* What you are asked to do
Determine how many lines of this material contain "deviations". Give only the number.
==== Material provided
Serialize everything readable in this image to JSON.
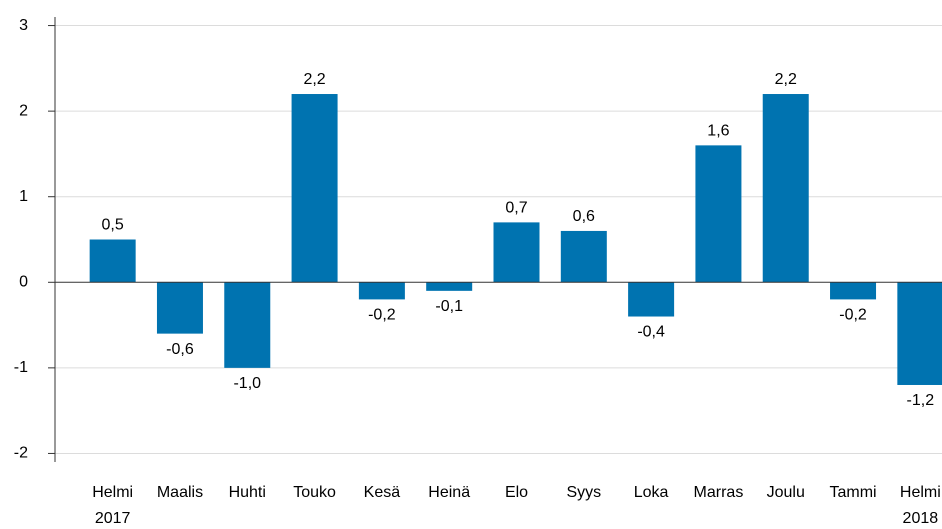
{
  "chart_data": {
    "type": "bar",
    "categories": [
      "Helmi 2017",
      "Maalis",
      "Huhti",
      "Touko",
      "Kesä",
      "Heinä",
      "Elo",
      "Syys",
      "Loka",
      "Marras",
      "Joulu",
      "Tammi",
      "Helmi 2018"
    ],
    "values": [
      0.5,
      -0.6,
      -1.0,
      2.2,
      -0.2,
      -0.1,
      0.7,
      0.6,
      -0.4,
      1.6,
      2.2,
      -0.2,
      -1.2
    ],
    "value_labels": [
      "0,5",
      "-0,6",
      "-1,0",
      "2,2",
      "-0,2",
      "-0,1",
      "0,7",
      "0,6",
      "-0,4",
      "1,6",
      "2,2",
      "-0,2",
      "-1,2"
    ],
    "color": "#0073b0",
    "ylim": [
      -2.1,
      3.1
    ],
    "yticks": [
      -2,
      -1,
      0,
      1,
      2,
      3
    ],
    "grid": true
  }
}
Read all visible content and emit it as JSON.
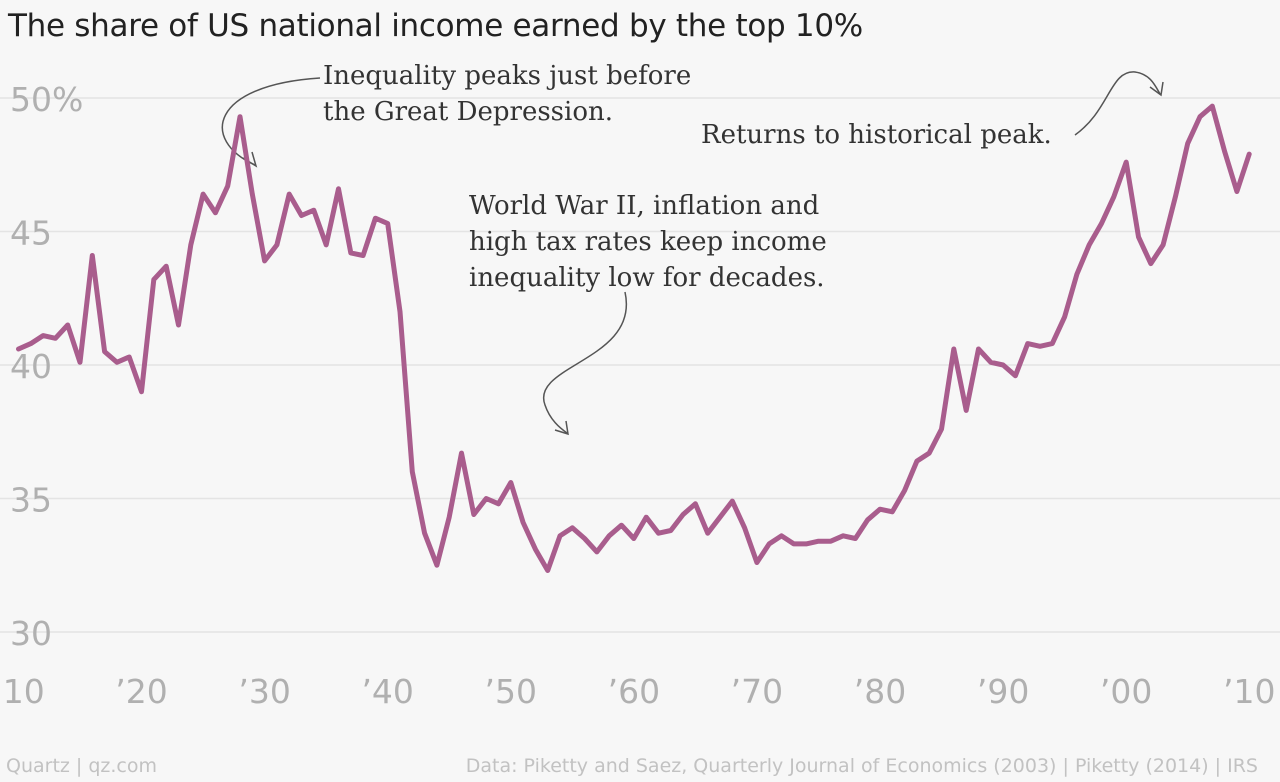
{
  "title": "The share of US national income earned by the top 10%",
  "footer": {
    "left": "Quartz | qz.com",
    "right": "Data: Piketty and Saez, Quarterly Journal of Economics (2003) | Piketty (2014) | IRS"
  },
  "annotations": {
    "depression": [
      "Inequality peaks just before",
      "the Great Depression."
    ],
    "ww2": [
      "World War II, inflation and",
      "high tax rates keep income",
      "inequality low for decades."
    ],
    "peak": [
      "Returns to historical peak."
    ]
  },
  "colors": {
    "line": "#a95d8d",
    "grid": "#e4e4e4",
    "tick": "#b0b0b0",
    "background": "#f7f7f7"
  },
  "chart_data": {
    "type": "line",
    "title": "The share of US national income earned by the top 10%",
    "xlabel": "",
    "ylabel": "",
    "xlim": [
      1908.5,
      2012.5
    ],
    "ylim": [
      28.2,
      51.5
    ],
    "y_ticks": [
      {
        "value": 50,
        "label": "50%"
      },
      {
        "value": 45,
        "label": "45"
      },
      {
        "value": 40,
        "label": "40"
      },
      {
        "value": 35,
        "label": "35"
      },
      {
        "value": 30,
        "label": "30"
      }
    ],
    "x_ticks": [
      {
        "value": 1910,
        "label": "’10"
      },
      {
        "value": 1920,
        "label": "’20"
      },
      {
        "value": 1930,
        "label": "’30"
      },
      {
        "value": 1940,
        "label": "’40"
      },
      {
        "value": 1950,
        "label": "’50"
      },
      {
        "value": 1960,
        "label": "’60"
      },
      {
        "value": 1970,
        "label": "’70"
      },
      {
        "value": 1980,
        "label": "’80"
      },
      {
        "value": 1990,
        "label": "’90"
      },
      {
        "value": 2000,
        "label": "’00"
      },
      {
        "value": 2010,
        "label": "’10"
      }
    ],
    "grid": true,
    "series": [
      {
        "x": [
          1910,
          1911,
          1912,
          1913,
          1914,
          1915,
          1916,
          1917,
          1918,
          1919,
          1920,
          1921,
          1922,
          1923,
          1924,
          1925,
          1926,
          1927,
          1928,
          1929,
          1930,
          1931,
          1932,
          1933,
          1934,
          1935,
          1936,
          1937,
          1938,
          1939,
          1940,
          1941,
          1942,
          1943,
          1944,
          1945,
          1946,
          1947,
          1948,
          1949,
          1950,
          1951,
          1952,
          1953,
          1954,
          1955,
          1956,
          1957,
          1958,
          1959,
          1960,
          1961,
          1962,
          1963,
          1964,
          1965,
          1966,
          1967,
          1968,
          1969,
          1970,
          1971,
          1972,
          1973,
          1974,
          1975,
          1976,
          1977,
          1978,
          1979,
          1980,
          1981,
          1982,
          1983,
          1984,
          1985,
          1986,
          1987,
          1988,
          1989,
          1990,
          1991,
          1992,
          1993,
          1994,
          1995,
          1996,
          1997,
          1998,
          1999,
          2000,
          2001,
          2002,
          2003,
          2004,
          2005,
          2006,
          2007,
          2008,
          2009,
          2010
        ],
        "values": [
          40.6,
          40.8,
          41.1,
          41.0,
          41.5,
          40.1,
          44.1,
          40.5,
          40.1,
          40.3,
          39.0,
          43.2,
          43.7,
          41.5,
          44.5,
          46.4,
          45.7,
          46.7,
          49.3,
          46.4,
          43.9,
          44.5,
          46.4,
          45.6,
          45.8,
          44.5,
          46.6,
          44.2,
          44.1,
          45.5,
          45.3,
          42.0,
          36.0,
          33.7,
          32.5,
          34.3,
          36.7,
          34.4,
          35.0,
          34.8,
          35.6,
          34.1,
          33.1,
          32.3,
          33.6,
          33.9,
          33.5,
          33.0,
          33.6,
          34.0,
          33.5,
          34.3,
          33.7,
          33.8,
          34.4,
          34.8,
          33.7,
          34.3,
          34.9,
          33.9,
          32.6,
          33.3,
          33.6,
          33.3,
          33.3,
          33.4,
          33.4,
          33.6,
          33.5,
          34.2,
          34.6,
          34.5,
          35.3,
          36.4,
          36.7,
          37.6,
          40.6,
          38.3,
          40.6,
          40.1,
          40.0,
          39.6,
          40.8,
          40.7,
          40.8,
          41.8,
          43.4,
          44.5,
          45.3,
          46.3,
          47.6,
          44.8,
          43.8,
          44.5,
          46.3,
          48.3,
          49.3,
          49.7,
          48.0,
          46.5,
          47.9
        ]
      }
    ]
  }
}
========
==== Material provided
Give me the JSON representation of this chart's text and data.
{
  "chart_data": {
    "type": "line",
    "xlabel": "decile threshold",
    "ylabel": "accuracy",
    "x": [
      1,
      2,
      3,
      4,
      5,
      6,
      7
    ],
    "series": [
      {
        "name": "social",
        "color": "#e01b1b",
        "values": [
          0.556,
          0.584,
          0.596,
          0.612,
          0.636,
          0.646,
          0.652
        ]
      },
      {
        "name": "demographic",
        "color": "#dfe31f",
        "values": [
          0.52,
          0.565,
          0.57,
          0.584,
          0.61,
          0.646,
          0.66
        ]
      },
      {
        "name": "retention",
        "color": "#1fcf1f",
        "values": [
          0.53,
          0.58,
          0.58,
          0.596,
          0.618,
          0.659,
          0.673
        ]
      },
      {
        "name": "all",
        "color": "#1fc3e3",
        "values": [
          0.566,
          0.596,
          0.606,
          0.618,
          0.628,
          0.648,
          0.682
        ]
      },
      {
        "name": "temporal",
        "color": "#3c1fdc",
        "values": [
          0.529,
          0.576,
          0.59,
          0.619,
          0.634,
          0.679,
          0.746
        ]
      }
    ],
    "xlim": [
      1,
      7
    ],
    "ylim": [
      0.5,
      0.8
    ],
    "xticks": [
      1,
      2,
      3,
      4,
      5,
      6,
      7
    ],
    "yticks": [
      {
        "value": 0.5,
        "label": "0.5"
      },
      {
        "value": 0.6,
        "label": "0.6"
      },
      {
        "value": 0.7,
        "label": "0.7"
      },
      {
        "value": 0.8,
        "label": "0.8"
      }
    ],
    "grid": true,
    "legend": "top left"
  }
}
========
==== Material provided
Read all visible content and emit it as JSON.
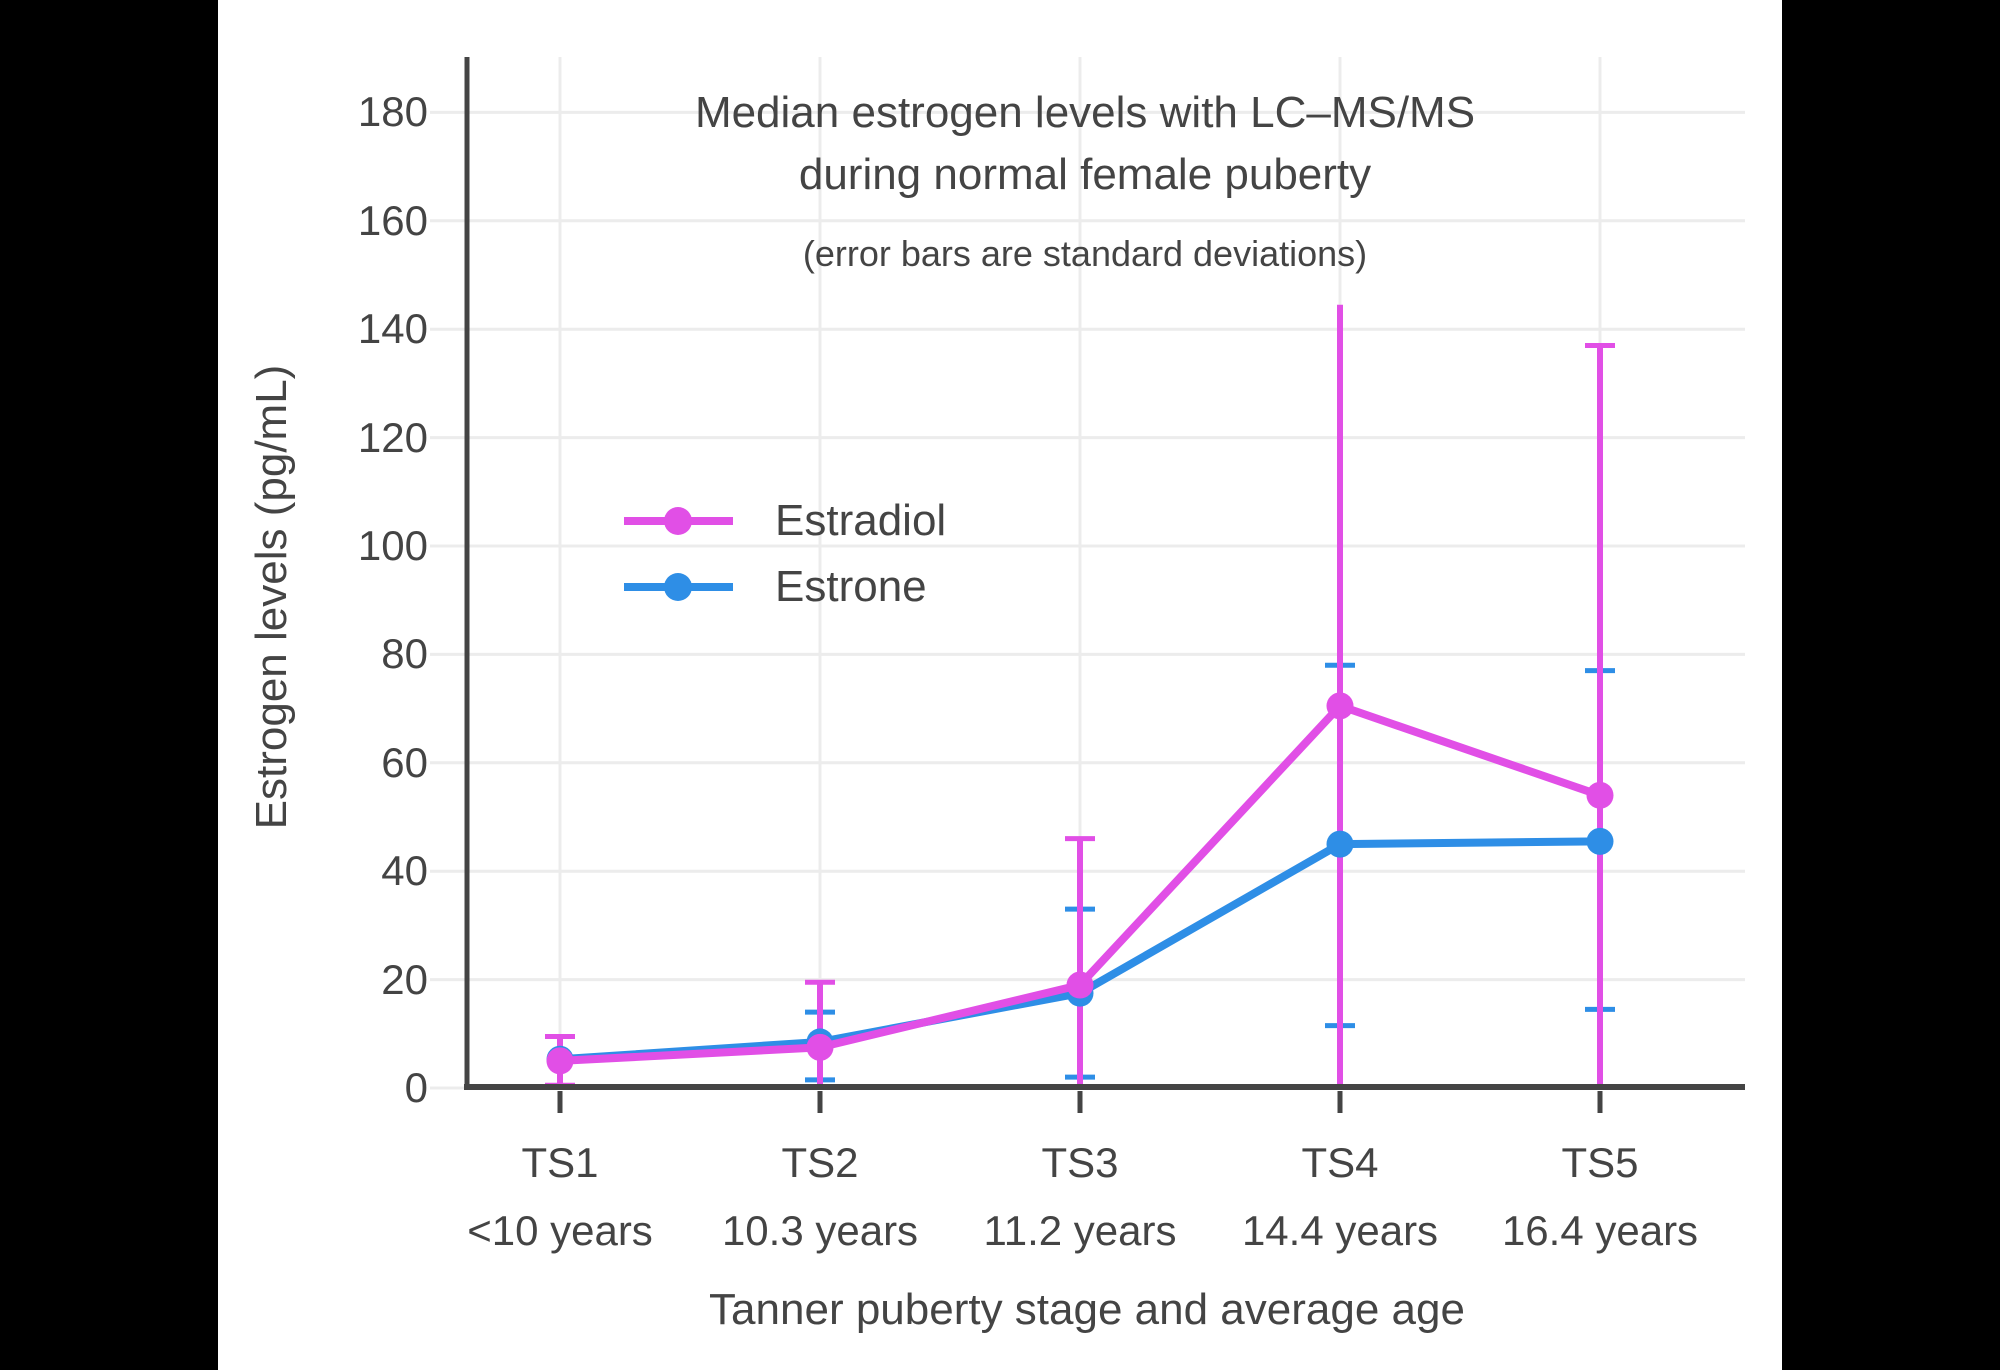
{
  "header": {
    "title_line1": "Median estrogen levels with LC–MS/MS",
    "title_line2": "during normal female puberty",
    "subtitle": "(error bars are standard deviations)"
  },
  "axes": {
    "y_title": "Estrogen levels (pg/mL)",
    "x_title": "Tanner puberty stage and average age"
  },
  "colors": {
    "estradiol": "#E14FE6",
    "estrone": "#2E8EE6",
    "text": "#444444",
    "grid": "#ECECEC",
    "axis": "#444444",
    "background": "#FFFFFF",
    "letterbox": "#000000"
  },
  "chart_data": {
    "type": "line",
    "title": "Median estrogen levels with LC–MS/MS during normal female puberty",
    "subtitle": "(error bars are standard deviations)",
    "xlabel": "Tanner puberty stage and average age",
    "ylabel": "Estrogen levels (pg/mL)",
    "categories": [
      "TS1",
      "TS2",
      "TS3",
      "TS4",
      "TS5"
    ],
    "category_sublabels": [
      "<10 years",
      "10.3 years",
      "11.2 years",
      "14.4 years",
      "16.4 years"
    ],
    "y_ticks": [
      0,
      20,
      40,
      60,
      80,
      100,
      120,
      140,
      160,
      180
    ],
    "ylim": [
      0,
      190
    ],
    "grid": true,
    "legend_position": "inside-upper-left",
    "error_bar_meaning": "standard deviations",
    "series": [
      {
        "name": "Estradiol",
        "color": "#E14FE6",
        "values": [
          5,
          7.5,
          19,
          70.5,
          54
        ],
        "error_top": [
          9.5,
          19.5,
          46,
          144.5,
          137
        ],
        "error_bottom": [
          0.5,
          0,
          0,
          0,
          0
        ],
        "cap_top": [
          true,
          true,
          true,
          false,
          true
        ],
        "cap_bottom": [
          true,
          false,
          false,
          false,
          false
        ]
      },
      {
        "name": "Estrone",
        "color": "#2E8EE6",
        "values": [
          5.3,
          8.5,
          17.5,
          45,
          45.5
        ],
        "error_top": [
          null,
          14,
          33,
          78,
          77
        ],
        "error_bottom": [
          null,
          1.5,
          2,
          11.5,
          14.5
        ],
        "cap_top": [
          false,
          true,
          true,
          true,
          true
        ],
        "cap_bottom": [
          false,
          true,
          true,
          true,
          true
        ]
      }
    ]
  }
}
========
* Solution below
3